Return all of the entries exactly, with nothing added or left out.

> [The data]
* * * * * * * * *
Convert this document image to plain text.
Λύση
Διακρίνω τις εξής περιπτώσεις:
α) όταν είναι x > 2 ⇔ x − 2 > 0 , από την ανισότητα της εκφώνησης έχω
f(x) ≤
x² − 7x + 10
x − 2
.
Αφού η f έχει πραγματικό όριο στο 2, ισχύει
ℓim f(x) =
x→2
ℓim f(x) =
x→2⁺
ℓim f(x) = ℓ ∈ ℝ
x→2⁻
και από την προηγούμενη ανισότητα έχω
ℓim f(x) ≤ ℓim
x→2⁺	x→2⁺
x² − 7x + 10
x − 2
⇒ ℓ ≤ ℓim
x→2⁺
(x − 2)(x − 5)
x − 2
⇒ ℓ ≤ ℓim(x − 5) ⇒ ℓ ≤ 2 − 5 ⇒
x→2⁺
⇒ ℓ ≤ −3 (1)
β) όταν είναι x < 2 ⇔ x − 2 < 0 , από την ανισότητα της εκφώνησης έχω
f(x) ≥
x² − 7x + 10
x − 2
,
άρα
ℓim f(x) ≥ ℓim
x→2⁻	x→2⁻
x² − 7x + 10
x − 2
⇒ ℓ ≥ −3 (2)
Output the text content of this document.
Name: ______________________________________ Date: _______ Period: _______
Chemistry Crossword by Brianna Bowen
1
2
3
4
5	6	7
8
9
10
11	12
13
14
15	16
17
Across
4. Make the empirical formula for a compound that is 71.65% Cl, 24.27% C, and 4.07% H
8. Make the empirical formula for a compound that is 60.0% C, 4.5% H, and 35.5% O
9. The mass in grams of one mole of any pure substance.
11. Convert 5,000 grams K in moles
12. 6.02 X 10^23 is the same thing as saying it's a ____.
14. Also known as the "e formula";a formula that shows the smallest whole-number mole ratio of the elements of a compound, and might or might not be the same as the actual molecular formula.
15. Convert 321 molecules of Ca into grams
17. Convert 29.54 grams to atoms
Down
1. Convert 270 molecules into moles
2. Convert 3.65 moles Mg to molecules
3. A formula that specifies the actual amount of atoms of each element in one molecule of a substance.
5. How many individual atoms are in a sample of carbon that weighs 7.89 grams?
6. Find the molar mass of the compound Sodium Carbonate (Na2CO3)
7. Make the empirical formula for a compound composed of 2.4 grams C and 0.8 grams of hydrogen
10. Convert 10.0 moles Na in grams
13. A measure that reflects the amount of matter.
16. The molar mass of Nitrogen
* * * * * * * * *
> [Written solution]
Convert this document image to plain text.
Λύση
Διακρίνω τις εξής περιπτώσεις:
α) όταν είναι x > 2 ⇔ x − 2 > 0 , από την ανισότητα της εκφώνησης έχω
f(x) ≤
x² − 7x + 10
x − 2
.
Αφού η f έχει πραγματικό όριο στο 2, ισχύει
ℓim f(x) =
x→2
ℓim f(x) =
x→2⁺
ℓim f(x) = ℓ ∈ ℝ
x→2⁻
και από την προηγούμενη ανισότητα έχω
ℓim f(x) ≤ ℓim
x→2⁺	x→2⁺
x² − 7x + 10
x − 2
⇒ ℓ ≤ ℓim
x→2⁺
(x − 2)(x − 5)
x − 2
⇒ ℓ ≤ ℓim(x − 5) ⇒ ℓ ≤ 2 − 5 ⇒
x→2⁺
⇒ ℓ ≤ −3 (1)
β) όταν είναι x < 2 ⇔ x − 2 < 0 , από την ανισότητα της εκφώνησης έχω
f(x) ≥
x² − 7x + 10
x − 2
,
άρα
ℓim f(x) ≥ ℓim
x→2⁻	x→2⁻
x² − 7x + 10
x − 2
⇒ ℓ ≥ −3 (2)
Output the text content of this document.
Name: ______________________________________ Date: _______ Period: _______
Chemistry Crossword by Brianna Bowen
1
2
3
4
5	6	7
8
9
10
11	12
13
14
15	16
17
Across
4. Make the empirical formula for a compound that is 71.65% Cl, 24.27% C, and 4.07% H
8. Make the empirical formula for a compound that is 60.0% C, 4.5% H, and 35.5% O
9. The mass in grams of one mole of any pure substance.
11. Convert 5,000 grams K in moles
12. 6.02 X 10^23 is the same thing as saying it's a ____.
14. Also known as the "e formula";a formula that shows the smallest whole-number mole ratio of the elements of a compound, and might or might not be the same as the actual molecular formula.
15. Convert 321 molecules of Ca into grams
17. Convert 29.54 grams to atoms
Down
1. Convert 270 molecules into moles
2. Convert 3.65 moles Mg to molecules
3. A formula that specifies the actual amount of atoms of each element in one molecule of a substance.
5. How many individual atoms are in a sample of carbon that weighs 7.89 grams?
6. Find the molar mass of the compound Sodium Carbonate (Na2CO3)
7. Make the empirical formula for a compound composed of 2.4 grams C and 0.8 grams of hydrogen
10. Convert 10.0 moles Na in grams
13. A measure that reflects the amount of matter.
16. The molar mass of Nitrogen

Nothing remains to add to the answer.